[What this task involves] Below are the records. List every line holding the word "соответствии".

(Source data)
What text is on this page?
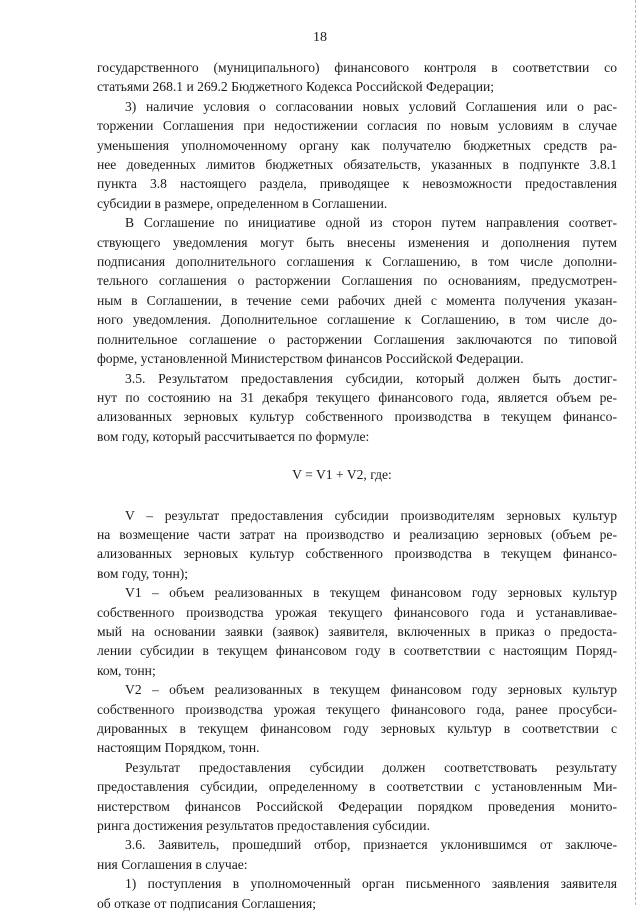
18
государственного (муниципального) финансового контроля в соответствии со
статьями 268.1 и 269.2 Бюджетного Кодекса Российской Федерации;
3) наличие условия о согласовании новых условий Соглашения или о рас-
торжении Соглашения при недостижении согласия по новым условиям в случае
уменьшения уполномоченному органу как получателю бюджетных средств ра-
нее доведенных лимитов бюджетных обязательств, указанных в подпункте 3.8.1
пункта 3.8 настоящего раздела, приводящее к невозможности предоставления
субсидии в размере, определенном в Соглашении.
В Соглашение по инициативе одной из сторон путем направления соответ-
ствующего уведомления могут быть внесены изменения и дополнения путем
подписания дополнительного соглашения к Соглашению, в том числе дополни-
тельного соглашения о расторжении Соглашения по основаниям, предусмотрен-
ным в Соглашении, в течение семи рабочих дней с момента получения указан-
ного уведомления. Дополнительное соглашение к Соглашению, в том числе до-
полнительное соглашение о расторжении Соглашения заключаются по типовой
форме, установленной Министерством финансов Российской Федерации.
3.5. Результатом предоставления субсидии, который должен быть достиг-
нут по состоянию на 31 декабря текущего финансового года, является объем ре-
ализованных зерновых культур собственного производства в текущем финансо-
вом году, который рассчитывается по формуле:
V = V1 + V2, где:
V – результат предоставления субсидии производителям зерновых культур
на возмещение части затрат на производство и реализацию зерновых (объем ре-
ализованных зерновых культур собственного производства в текущем финансо-
вом году, тонн);
V1 – объем реализованных в текущем финансовом году зерновых культур
собственного производства урожая текущего финансового года и устанавливае-
мый на основании заявки (заявок) заявителя, включенных в приказ о предоста-
лении субсидии в текущем финансовом году в соответствии с настоящим Поряд-
ком, тонн;
V2 – объем реализованных в текущем финансовом году зерновых культур
собственного производства урожая текущего финансового года, ранее просубси-
дированных в текущем финансовом году зерновых культур в соответствии с
настоящим Порядком, тонн.
Результат предоставления субсидии должен соответствовать результату
предоставления субсидии, определенному в соответствии с установленным Ми-
нистерством финансов Российской Федерации порядком проведения монито-
ринга достижения результатов предоставления субсидии.
3.6. Заявитель, прошедший отбор, признается уклонившимся от заключе-
ния Соглашения в случае:
1) поступления в уполномоченный орган письменного заявления заявителя
об отказе от подписания Соглашения;
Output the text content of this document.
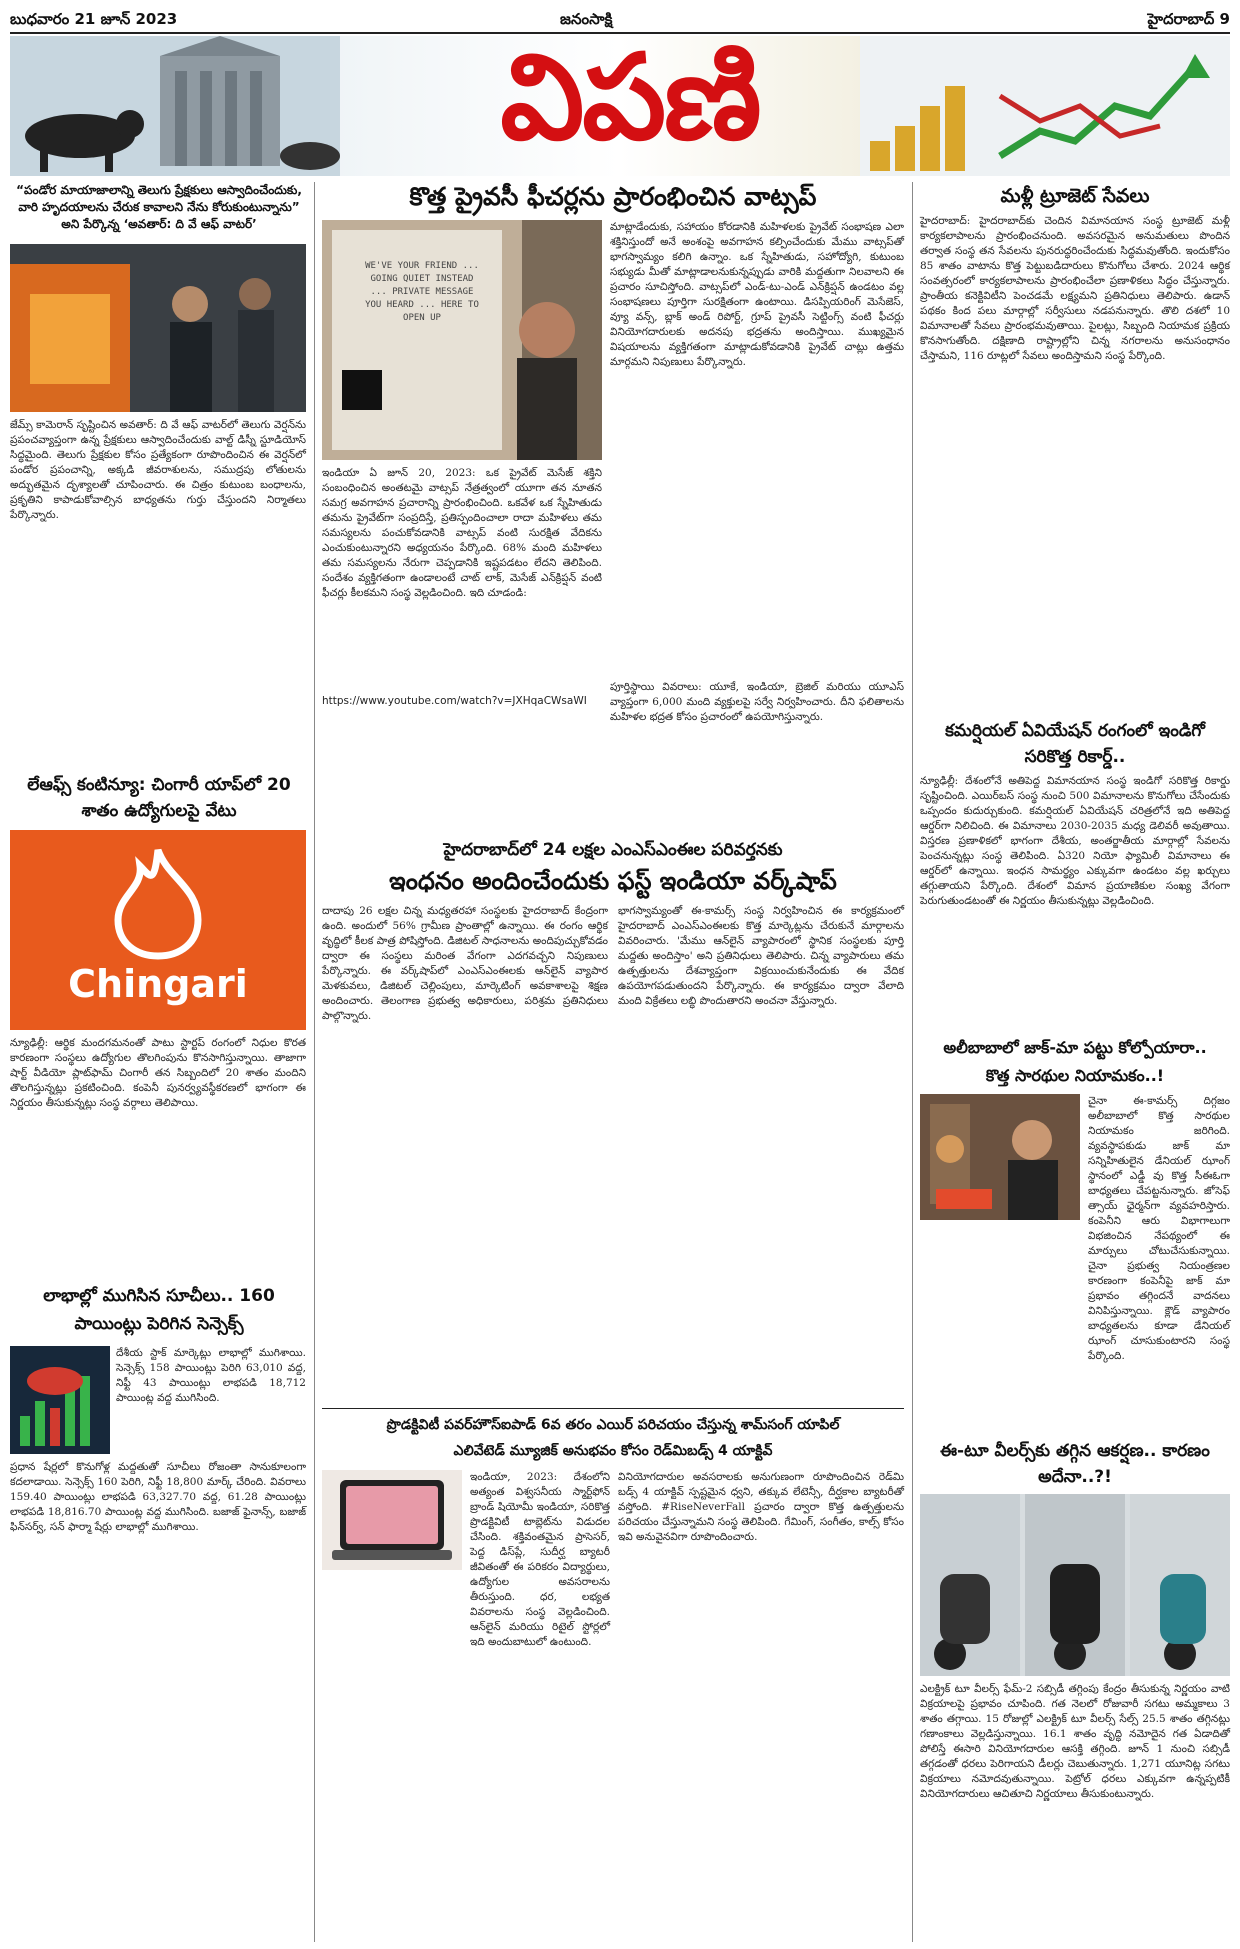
బుధవారం 21 జూన్ 2023	జనంసాక్షి	హైదరాబాద్ 9
విపణి
“పండోర మాయాజాలాన్ని తెలుగు ప్రేక్షకులు ఆస్వాదించేందుకు, వారి హృదయాలను చేరుక కావాలని నేను కోరుకుంటున్నాను” అని పేర్కొన్న ‘అవతార్: ది వే ఆఫ్ వాటర్’
జేమ్స్ కామెరాన్ సృష్టించిన అవతార్: ది వే ఆఫ్ వాటర్‌లో తెలుగు వెర్షన్‌ను ప్రపంచవ్యాప్తంగా ఉన్న ప్రేక్షకులు ఆస్వాదించేందుకు వాల్ట్ డిస్నీ స్టూడియోస్ సిద్ధమైంది. తెలుగు ప్రేక్షకుల కోసం ప్రత్యేకంగా రూపొందించిన ఈ వెర్షన్‌లో పండోర ప్రపంచాన్ని, అక్కడి జీవరాశులను, సముద్రపు లోతులను అద్భుతమైన దృశ్యాలతో చూపించారు. ఈ చిత్రం కుటుంబ బంధాలను, ప్రకృతిని కాపాడుకోవాల్సిన బాధ్యతను గుర్తు చేస్తుందని నిర్మాతలు పేర్కొన్నారు.
లేఆఫ్స్ కంటిన్యూ: చింగారీ యాప్‌లో 20 శాతం ఉద్యోగులపై వేటు
Chingari
న్యూఢిల్లీ: ఆర్థిక మందగమనంతో పాటు స్టార్టప్ రంగంలో నిధుల కొరత కారణంగా సంస్థలు ఉద్యోగుల తొలగింపును కొనసాగిస్తున్నాయి. తాజాగా షార్ట్ వీడియో ప్లాట్‌ఫామ్ చింగారీ తన సిబ్బందిలో 20 శాతం మందిని తొలగిస్తున్నట్లు ప్రకటించింది. కంపెనీ పునర్వ్యవస్థీకరణలో భాగంగా ఈ నిర్ణయం తీసుకున్నట్లు సంస్థ వర్గాలు తెలిపాయి.
లాభాల్లో ముగిసిన సూచీలు.. 160 పాయింట్లు పెరిగిన సెన్సెక్స్
దేశీయ స్టాక్ మార్కెట్లు లాభాల్లో ముగిశాయి. సెన్సెక్స్ 158 పాయింట్లు పెరిగి 63,010 వద్ద, నిఫ్టీ 43 పాయింట్లు లాభపడి 18,712 పాయింట్ల వద్ద ముగిసింది.
ప్రధాన షేర్లలో కొనుగోళ్ల మద్దతుతో సూచీలు రోజంతా సానుకూలంగా కదలాడాయి. సెన్సెక్స్ 160 పెరిగి, నిఫ్టీ 18,800 మార్క్ చేరింది. వివరాలు 159.40 పాయింట్లు లాభపడి 63,327.70 వద్ద, 61.28 పాయింట్లు లాభపడి 18,816.70 పాయింట్ల వద్ద ముగిసింది. బజాజ్ ఫైనాన్స్, బజాజ్ ఫిన్‌సర్వ్, సన్ ఫార్మా షేర్లు లాభాల్లో ముగిశాయి.
కొత్త ప్రైవసీ ఫీచర్లను ప్రారంభించిన వాట్సప్
WE'VE YOUR FRIEND ... GOING QUIET INSTEAD ... PRIVATE MESSAGE YOU HEARD ... HERE TO OPEN UP
ఇండియా ఏ జూన్ 20, 2023: ఒక ప్రైవేట్ మెసేజ్ శక్తిని సంబంధించిన అంతటమై వాట్సప్ నేత్రత్వంలో యూగా తన నూతన సమగ్ర అవగాహన ప్రచారాన్ని ప్రారంభించింది. ఒకవేళ ఒక స్నేహితుడు తమను ప్రైవేట్‌గా సంప్రదిస్తే, ప్రతిస్పందించాలా రాదా మహిళలు తమ సమస్యలను పంచుకోవడానికి వాట్సప్ వంటి సురక్షిత వేదికను ఎంచుకుంటున్నారని అధ్యయనం పేర్కొంది. 68% మంది మహిళలు తమ సమస్యలను నేరుగా చెప్పడానికి ఇష్టపడటం లేదని తెలిపింది. సందేశం వ్యక్తిగతంగా ఉండాలంటే చాట్ లాక్, మెసేజ్ ఎన్‌క్రిప్షన్ వంటి ఫీచర్లు కీలకమని సంస్థ వెల్లడించింది. ఇది చూడండి:
https://www.youtube.com/watch?v=JXHqaCWsaWI
మాట్లాడేందుకు, సహాయం కోరడానికి మహిళలకు ప్రైవేట్ సంభాషణ ఎలా శక్తినిస్తుందో అనే అంశంపై అవగాహన కల్పించేందుకు మేము వాట్సప్‌తో భాగస్వామ్యం కలిగి ఉన్నాం. ఒక స్నేహితుడు, సహోద్యోగి, కుటుంబ సభ్యుడు మీతో మాట్లాడాలనుకున్నప్పుడు వారికి మద్దతుగా నిలవాలని ఈ ప్రచారం సూచిస్తోంది. వాట్సప్‌లో ఎండ్-టు-ఎండ్ ఎన్‌క్రిప్షన్ ఉండటం వల్ల సంభాషణలు పూర్తిగా సురక్షితంగా ఉంటాయి. డిసప్పియరింగ్ మెసేజెస్, వ్యూ వన్స్, బ్లాక్ అండ్ రిపోర్ట్, గ్రూప్ ప్రైవసీ సెట్టింగ్స్ వంటి ఫీచర్లు వినియోగదారులకు అదనపు భద్రతను అందిస్తాయి. ముఖ్యమైన విషయాలను వ్యక్తిగతంగా మాట్లాడుకోవడానికి ప్రైవేట్ చాట్లు ఉత్తమ మార్గమని నిపుణులు పేర్కొన్నారు.
పూర్తిస్థాయి వివరాలు: యూకే, ఇండియా, బ్రెజిల్ మరియు యూఎస్ వ్యాప్తంగా 6,000 మంది వ్యక్తులపై సర్వే నిర్వహించారు. దీని ఫలితాలను మహిళల భద్రత కోసం ప్రచారంలో ఉపయోగిస్తున్నారు.
హైదరాబాద్‌లో 24 లక్షల ఎంఎస్ఎంఈల పరివర్తనకు
ఇంధనం అందించేందుకు ఫస్ట్ ఇండియా వర్క్‌షాప్
దాదాపు 26 లక్షల చిన్న మధ్యతరహా సంస్థలకు హైదరాబాద్ కేంద్రంగా ఉంది. అందులో 56% గ్రామీణ ప్రాంతాల్లో ఉన్నాయి. ఈ రంగం ఆర్థిక వృద్ధిలో కీలక పాత్ర పోషిస్తోంది. డిజిటల్ సాధనాలను అందిపుచ్చుకోవడం ద్వారా ఈ సంస్థలు మరింత వేగంగా ఎదగవచ్చని నిపుణులు పేర్కొన్నారు. ఈ వర్క్‌షాప్‌లో ఎంఎస్ఎంఈలకు ఆన్‌లైన్ వ్యాపార మెళకువలు, డిజిటల్ చెల్లింపులు, మార్కెటింగ్ అవకాశాలపై శిక్షణ అందించారు. తెలంగాణ ప్రభుత్వ అధికారులు, పరిశ్రమ ప్రతినిధులు పాల్గొన్నారు.
భాగస్వామ్యంతో ఈ-కామర్స్ సంస్థ నిర్వహించిన ఈ కార్యక్రమంలో హైదరాబాద్ ఎంఎస్ఎంఈలకు కొత్త మార్కెట్లను చేరుకునే మార్గాలను వివరించారు. 'మేము ఆన్‌లైన్ వ్యాపారంలో స్థానిక సంస్థలకు పూర్తి మద్దతు అందిస్తాం' అని ప్రతినిధులు తెలిపారు. చిన్న వ్యాపారులు తమ ఉత్పత్తులను దేశవ్యాప్తంగా విక్రయించుకునేందుకు ఈ వేదిక ఉపయోగపడుతుందని పేర్కొన్నారు. ఈ కార్యక్రమం ద్వారా వేలాది మంది విక్రేతలు లబ్ధి పొందుతారని అంచనా వేస్తున్నారు.
ప్రొడక్టివిటీ పవర్‌హౌస్ఐపాడ్ 6వ తరం ఎయిర్ పరిచయం చేస్తున్న శామ్‌సంగ్ యాపిల్
ఎలివేటెడ్ మ్యూజిక్ అనుభవం కోసం రెడ్‌మిబడ్స్ 4 యాక్టివ్
ఇండియా, 2023: దేశంలోని అత్యంత విశ్వసనీయ స్మార్ట్‌ఫోన్ బ్రాండ్ షియోమీ ఇండియా, సరికొత్త ప్రొడక్టివిటీ టాబ్లెట్‌ను విడుదల చేసింది. శక్తివంతమైన ప్రాసెసర్, పెద్ద డిస్‌ప్లే, సుదీర్ఘ బ్యాటరీ జీవితంతో ఈ పరికరం విద్యార్థులు, ఉద్యోగుల అవసరాలను తీరుస్తుంది. ధర, లభ్యత వివరాలను సంస్థ వెల్లడించింది. ఆన్‌లైన్ మరియు రిటైల్ స్టోర్లలో ఇది అందుబాటులో ఉంటుంది.
వినియోగదారుల అవసరాలకు అనుగుణంగా రూపొందించిన రెడ్‌మి బడ్స్ 4 యాక్టివ్ స్పష్టమైన ధ్వని, తక్కువ లేటెన్సీ, దీర్ఘకాల బ్యాటరీతో వస్తోంది. #RiseNeverFall ప్రచారం ద్వారా కొత్త ఉత్పత్తులను పరిచయం చేస్తున్నామని సంస్థ తెలిపింది. గేమింగ్, సంగీతం, కాల్స్ కోసం ఇవి అనువైనవిగా రూపొందించారు.
మళ్లీ ట్రూజెట్ సేవలు
హైదరాబాద్: హైదరాబాద్‌కు చెందిన విమానయాన సంస్థ ట్రూజెట్ మళ్లీ కార్యకలాపాలను ప్రారంభించనుంది. అవసరమైన అనుమతులు పొందిన తర్వాత సంస్థ తన సేవలను పునరుద్ధరించేందుకు సిద్ధమవుతోంది. ఇందుకోసం 85 శాతం వాటాను కొత్త పెట్టుబడిదారులు కొనుగోలు చేశారు. 2024 ఆర్థిక సంవత్సరంలో కార్యకలాపాలను ప్రారంభించేలా ప్రణాళికలు సిద్ధం చేస్తున్నారు. ప్రాంతీయ కనెక్టివిటీని పెంచడమే లక్ష్యమని ప్రతినిధులు తెలిపారు. ఉడాన్ పథకం కింద పలు మార్గాల్లో సర్వీసులు నడపనున్నారు. తొలి దశలో 10 విమానాలతో సేవలు ప్రారంభమవుతాయి. పైలట్లు, సిబ్బంది నియామక ప్రక్రియ కొనసాగుతోంది. దక్షిణాది రాష్ట్రాల్లోని చిన్న నగరాలను అనుసంధానం చేస్తామని, 116 రూట్లలో సేవలు అందిస్తామని సంస్థ పేర్కొంది.
కమర్షియల్ ఏవియేషన్ రంగంలో ఇండిగో సరికొత్త రికార్డ్..
న్యూఢిల్లీ: దేశంలోనే అతిపెద్ద విమానయాన సంస్థ ఇండిగో సరికొత్త రికార్డు సృష్టించింది. ఎయిర్‌బస్ సంస్థ నుంచి 500 విమానాలను కొనుగోలు చేసేందుకు ఒప్పందం కుదుర్చుకుంది. కమర్షియల్ ఏవియేషన్ చరిత్రలోనే ఇది అతిపెద్ద ఆర్డర్‌గా నిలిచింది. ఈ విమానాలు 2030-2035 మధ్య డెలివరీ అవుతాయి. విస్తరణ ప్రణాళికలో భాగంగా దేశీయ, అంతర్జాతీయ మార్గాల్లో సేవలను పెంచనున్నట్లు సంస్థ తెలిపింది. ఏ320 నియో ఫ్యామిలీ విమానాలు ఈ ఆర్డర్‌లో ఉన్నాయి. ఇంధన సామర్థ్యం ఎక్కువగా ఉండటం వల్ల ఖర్చులు తగ్గుతాయని పేర్కొంది. దేశంలో విమాన ప్రయాణికుల సంఖ్య వేగంగా పెరుగుతుండటంతో ఈ నిర్ణయం తీసుకున్నట్లు వెల్లడించింది.
అలీబాబాలో జాక్‌-మా పట్టు కోల్పోయారా..
కొత్త సారథుల నియామకం..!
చైనా ఈ-కామర్స్ దిగ్గజం అలీబాబాలో కొత్త సారథుల నియామకం జరిగింది. వ్యవస్థాపకుడు జాక్ మా సన్నిహితులైన డేనియల్ ఝాంగ్ స్థానంలో ఎడ్డీ వు కొత్త సీఈఓగా బాధ్యతలు చేపట్టనున్నారు. జోసెఫ్ త్సాయ్ ఛైర్మన్‌గా వ్యవహరిస్తారు. కంపెనీని ఆరు విభాగాలుగా విభజించిన నేపథ్యంలో ఈ మార్పులు చోటుచేసుకున్నాయి. చైనా ప్రభుత్వ నియంత్రణల కారణంగా కంపెనీపై జాక్ మా ప్రభావం తగ్గిందనే వాదనలు వినిపిస్తున్నాయి. క్లౌడ్ వ్యాపారం బాధ్యతలను కూడా డేనియల్ ఝాంగ్ చూసుకుంటారని సంస్థ పేర్కొంది.
ఈ-టూ వీలర్స్‌కు తగ్గిన ఆకర్షణ.. కారణం అదేనా..?!
ఎలక్ట్రిక్ టూ వీలర్స్ ఫేమ్-2 సబ్సిడీ తగ్గింపు కేంద్రం తీసుకున్న నిర్ణయం వాటి విక్రయాలపై ప్రభావం చూపింది. గత నెలలో రోజువారీ సగటు అమ్మకాలు 3 శాతం తగ్గాయి. 15 రోజుల్లో ఎలక్ట్రిక్ టూ వీలర్స్ సేల్స్ 25.5 శాతం తగ్గినట్లు గణాంకాలు వెల్లడిస్తున్నాయి. 16.1 శాతం వృద్ధి నమోదైన గత ఏడాదితో పోలిస్తే ఈసారి వినియోగదారుల ఆసక్తి తగ్గింది. జూన్ 1 నుంచి సబ్సిడీ తగ్గడంతో ధరలు పెరిగాయని డీలర్లు చెబుతున్నారు. 1,271 యూనిట్ల సగటు విక్రయాలు నమోదవుతున్నాయి. పెట్రోల్ ధరలు ఎక్కువగా ఉన్నప్పటికీ వినియోగదారులు ఆచితూచి నిర్ణయాలు తీసుకుంటున్నారు.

[Result of the exercise]
государственного (муниципального) финансового контроля в соответствии со
лении субсидии в текущем финансовом году в соответствии с настоящим Поряд-
дированных в текущем финансовом году зерновых культур в соответствии с
предоставления субсидии, определенному в соответствии с установленным Ми-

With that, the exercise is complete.